__SHORT TASK__: Repeat the records below exactly, leaving out every picture.

(Collected data)
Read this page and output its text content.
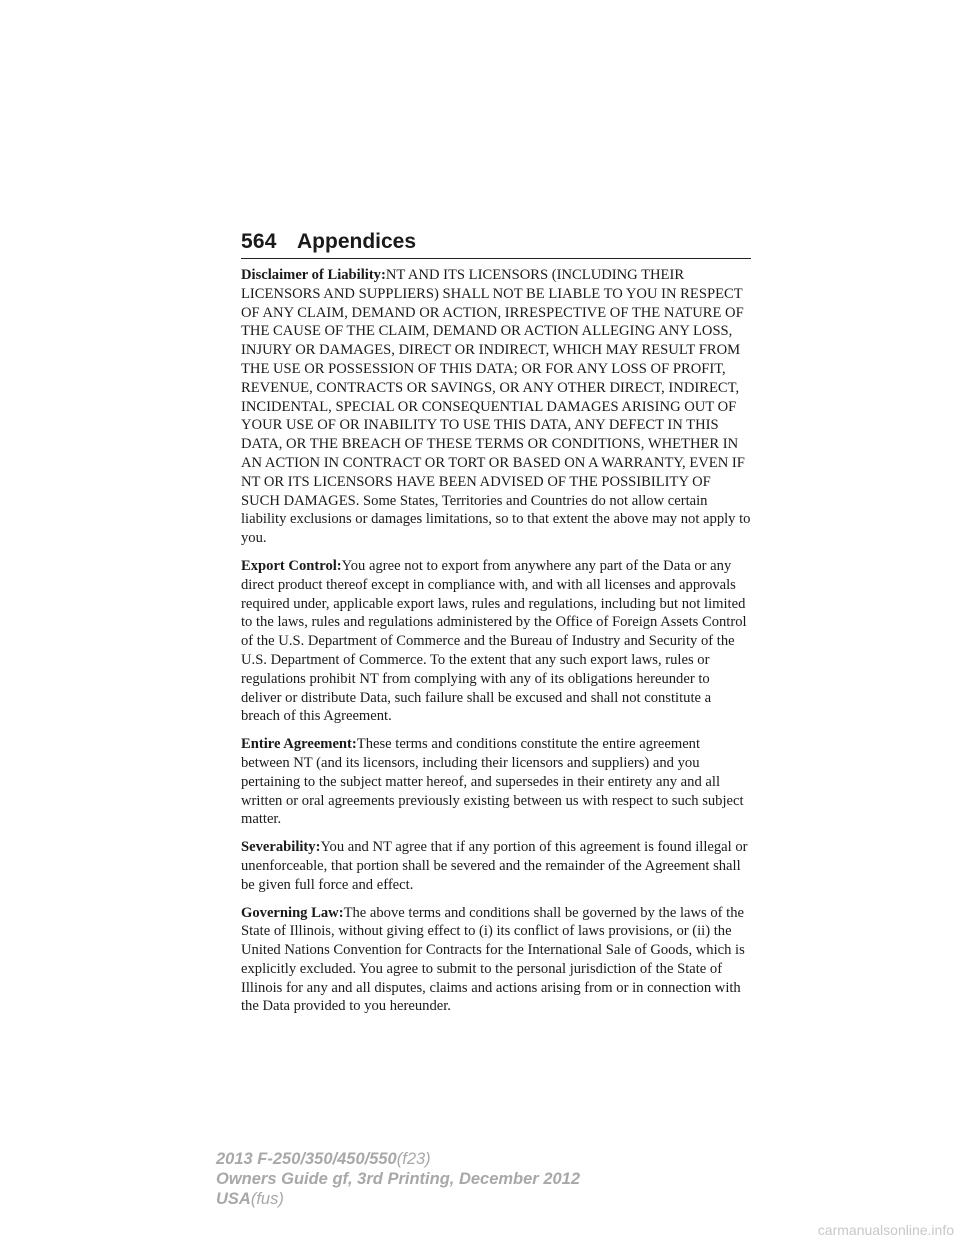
564 Appendices

Disclaimer of Liability:NT AND ITS LICENSORS (INCLUDING THEIR LICENSORS AND SUPPLIERS) SHALL NOT BE LIABLE TO YOU IN RESPECT OF ANY CLAIM, DEMAND OR ACTION, IRRESPECTIVE OF THE NATURE OF THE CAUSE OF THE CLAIM, DEMAND OR ACTION ALLEGING ANY LOSS, INJURY OR DAMAGES, DIRECT OR INDIRECT, WHICH MAY RESULT FROM THE USE OR POSSESSION OF THIS DATA; OR FOR ANY LOSS OF PROFIT, REVENUE, CONTRACTS OR SAVINGS, OR ANY OTHER DIRECT, INDIRECT, INCIDENTAL, SPECIAL OR CONSEQUENTIAL DAMAGES ARISING OUT OF YOUR USE OF OR INABILITY TO USE THIS DATA, ANY DEFECT IN THIS DATA, OR THE BREACH OF THESE TERMS OR CONDITIONS, WHETHER IN AN ACTION IN CONTRACT OR TORT OR BASED ON A WARRANTY, EVEN IF NT OR ITS LICENSORS HAVE BEEN ADVISED OF THE POSSIBILITY OF SUCH DAMAGES. Some States, Territories and Countries do not allow certain liability exclusions or damages limitations, so to that extent the above may not apply to you.

Export Control:You agree not to export from anywhere any part of the Data or any direct product thereof except in compliance with, and with all licenses and approvals required under, applicable export laws, rules and regulations, including but not limited to the laws, rules and regulations administered by the Office of Foreign Assets Control of the U.S. Department of Commerce and the Bureau of Industry and Security of the U.S. Department of Commerce. To the extent that any such export laws, rules or regulations prohibit NT from complying with any of its obligations hereunder to deliver or distribute Data, such failure shall be excused and shall not constitute a breach of this Agreement.

Entire Agreement:These terms and conditions constitute the entire agreement between NT (and its licensors, including their licensors and suppliers) and you pertaining to the subject matter hereof, and supersedes in their entirety any and all written or oral agreements previously existing between us with respect to such subject matter.

Severability:You and NT agree that if any portion of this agreement is found illegal or unenforceable, that portion shall be severed and the remainder of the Agreement shall be given full force and effect.

Governing Law:The above terms and conditions shall be governed by the laws of the State of Illinois, without giving effect to (i) its conflict of laws provisions, or (ii) the United Nations Convention for Contracts for the International Sale of Goods, which is explicitly excluded. You agree to submit to the personal jurisdiction of the State of Illinois for any and all disputes, claims and actions arising from or in connection with the Data provided to you hereunder.

2013 F-250/350/450/550(f23)
Owners Guide gf, 3rd Printing, December 2012
USA(fus)
carmanualsonline.info
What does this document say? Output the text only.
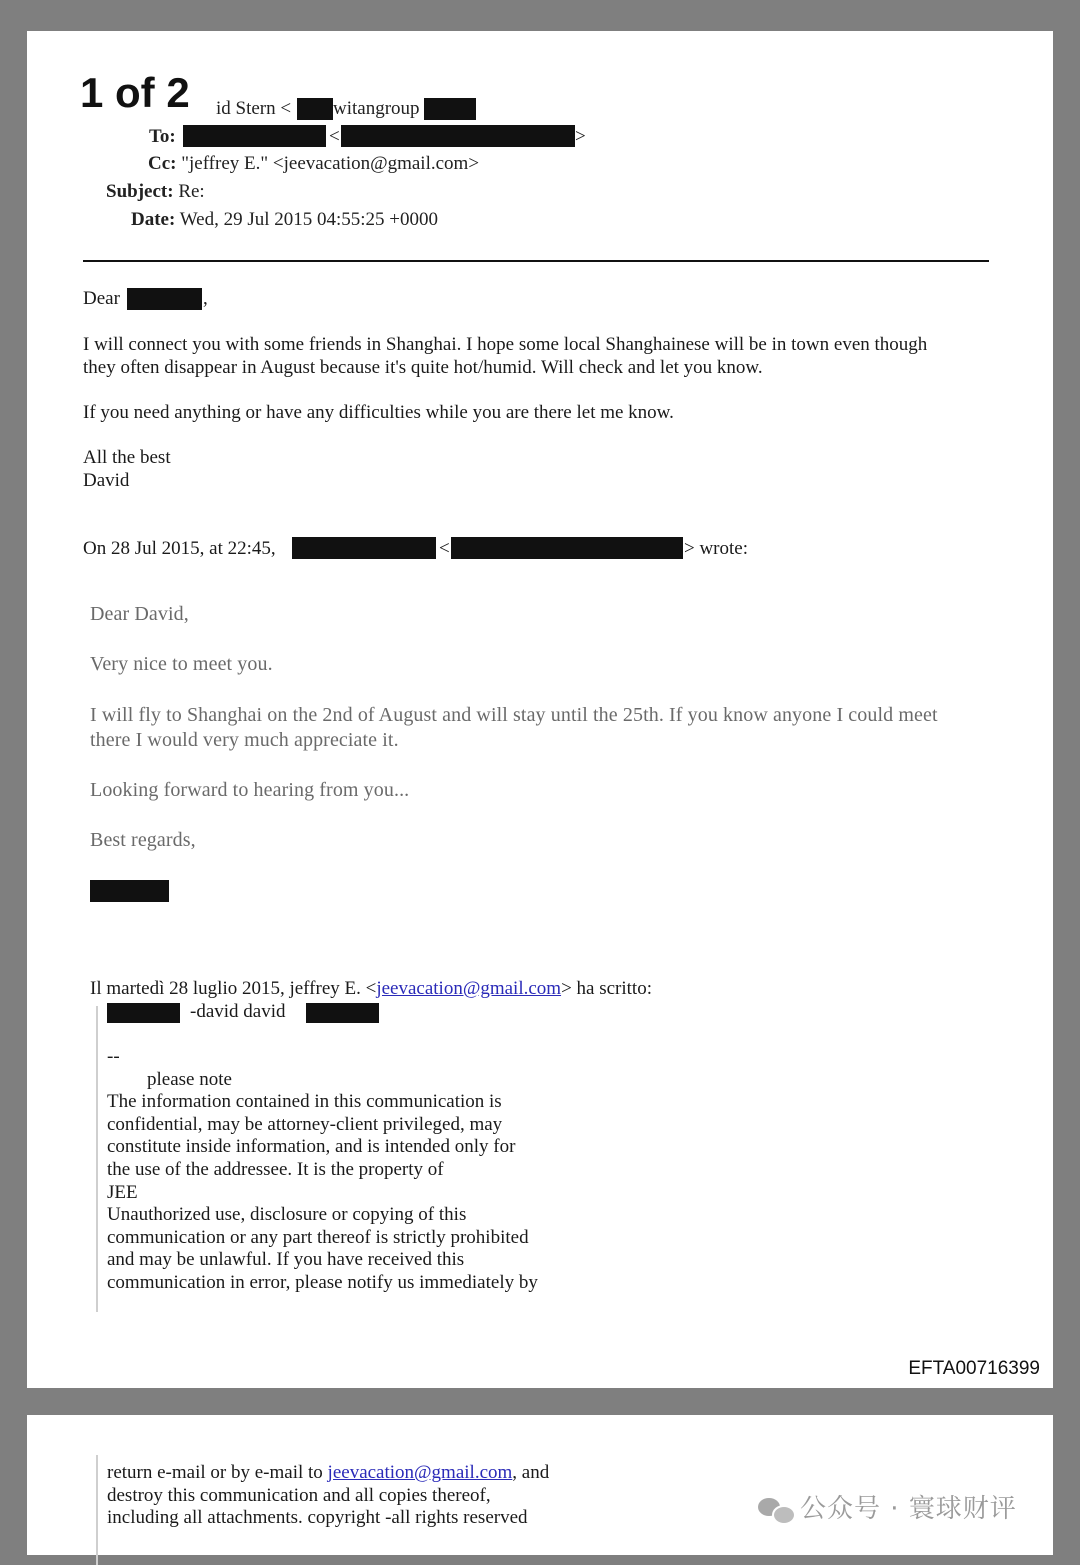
id Stern < witangroup
To:	<	>
Cc: "jeffrey E." <jeevacation@gmail.com>
Subject: Re:
Date: Wed, 29 Jul 2015 04:55:25 +0000
1 of 2
Dear	,
I will connect you with some friends in Shanghai. I hope some local Shanghainese will be in town even though
they often disappear in August because it's quite hot/humid. Will check and let you know.
If you need anything or have any difficulties while you are there let me know.
All the best
David
On 28 Jul 2015, at 22:45,	<	> wrote:
Dear David,
Very nice to meet you.
I will fly to Shanghai on the 2nd of August and will stay until the 25th. If you know anyone I could meet
there I would very much appreciate it.
Looking forward to hearing from you...
Best regards,
Il martedì 28 luglio 2015, jeffrey E. <jeevacation@gmail.com> ha scritto:
-david david
--
please note
The information contained in this communication is
confidential, may be attorney-client privileged, may
constitute inside information, and is intended only for
the use of the addressee. It is the property of
JEE
Unauthorized use, disclosure or copying of this
communication or any part thereof is strictly prohibited
and may be unlawful. If you have received this
communication in error, please notify us immediately by
EFTA00716399
return e-mail or by e-mail to jeevacation@gmail.com, and
destroy this communication and all copies thereof,
including all attachments. copyright -all rights reserved	公众号 · 寰球财评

__COMPLETE RESPONSE__:
Read this page and output its text content.
564 Appendices

Disclaimer of Liability:NT AND ITS LICENSORS (INCLUDING THEIR LICENSORS AND SUPPLIERS) SHALL NOT BE LIABLE TO YOU IN RESPECT OF ANY CLAIM, DEMAND OR ACTION, IRRESPECTIVE OF THE NATURE OF THE CAUSE OF THE CLAIM, DEMAND OR ACTION ALLEGING ANY LOSS, INJURY OR DAMAGES, DIRECT OR INDIRECT, WHICH MAY RESULT FROM THE USE OR POSSESSION OF THIS DATA; OR FOR ANY LOSS OF PROFIT, REVENUE, CONTRACTS OR SAVINGS, OR ANY OTHER DIRECT, INDIRECT, INCIDENTAL, SPECIAL OR CONSEQUENTIAL DAMAGES ARISING OUT OF YOUR USE OF OR INABILITY TO USE THIS DATA, ANY DEFECT IN THIS DATA, OR THE BREACH OF THESE TERMS OR CONDITIONS, WHETHER IN AN ACTION IN CONTRACT OR TORT OR BASED ON A WARRANTY, EVEN IF NT OR ITS LICENSORS HAVE BEEN ADVISED OF THE POSSIBILITY OF SUCH DAMAGES. Some States, Territories and Countries do not allow certain liability exclusions or damages limitations, so to that extent the above may not apply to you.

Export Control:You agree not to export from anywhere any part of the Data or any direct product thereof except in compliance with, and with all licenses and approvals required under, applicable export laws, rules and regulations, including but not limited to the laws, rules and regulations administered by the Office of Foreign Assets Control of the U.S. Department of Commerce and the Bureau of Industry and Security of the U.S. Department of Commerce. To the extent that any such export laws, rules or regulations prohibit NT from complying with any of its obligations hereunder to deliver or distribute Data, such failure shall be excused and shall not constitute a breach of this Agreement.

Entire Agreement:These terms and conditions constitute the entire agreement between NT (and its licensors, including their licensors and suppliers) and you pertaining to the subject matter hereof, and supersedes in their entirety any and all written or oral agreements previously existing between us with respect to such subject matter.

Severability:You and NT agree that if any portion of this agreement is found illegal or unenforceable, that portion shall be severed and the remainder of the Agreement shall be given full force and effect.

Governing Law:The above terms and conditions shall be governed by the laws of the State of Illinois, without giving effect to (i) its conflict of laws provisions, or (ii) the United Nations Convention for Contracts for the International Sale of Goods, which is explicitly excluded. You agree to submit to the personal jurisdiction of the State of Illinois for any and all disputes, claims and actions arising from or in connection with the Data provided to you hereunder.

2013 F-250/350/450/550(f23)
Owners Guide gf, 3rd Printing, December 2012
USA(fus)
carmanualsonline.info
What does this document say? Output the text only.
id Stern < witangroup
To:	<	>
Cc: "jeffrey E." <jeevacation@gmail.com>
Subject: Re:
Date: Wed, 29 Jul 2015 04:55:25 +0000
1 of 2
Dear	,
I will connect you with some friends in Shanghai. I hope some local Shanghainese will be in town even though
they often disappear in August because it's quite hot/humid. Will check and let you know.
If you need anything or have any difficulties while you are there let me know.
All the best
David
On 28 Jul 2015, at 22:45,	<	> wrote:
Dear David,
Very nice to meet you.
I will fly to Shanghai on the 2nd of August and will stay until the 25th. If you know anyone I could meet
there I would very much appreciate it.
Looking forward to hearing from you...
Best regards,
Il martedì 28 luglio 2015, jeffrey E. <jeevacation@gmail.com> ha scritto:
-david david
--
please note
The information contained in this communication is
confidential, may be attorney-client privileged, may
constitute inside information, and is intended only for
the use of the addressee. It is the property of
JEE
Unauthorized use, disclosure or copying of this
communication or any part thereof is strictly prohibited
and may be unlawful. If you have received this
communication in error, please notify us immediately by
EFTA00716399
return e-mail or by e-mail to jeevacation@gmail.com, and
destroy this communication and all copies thereof,
including all attachments. copyright -all rights reserved	公众号 · 寰球财评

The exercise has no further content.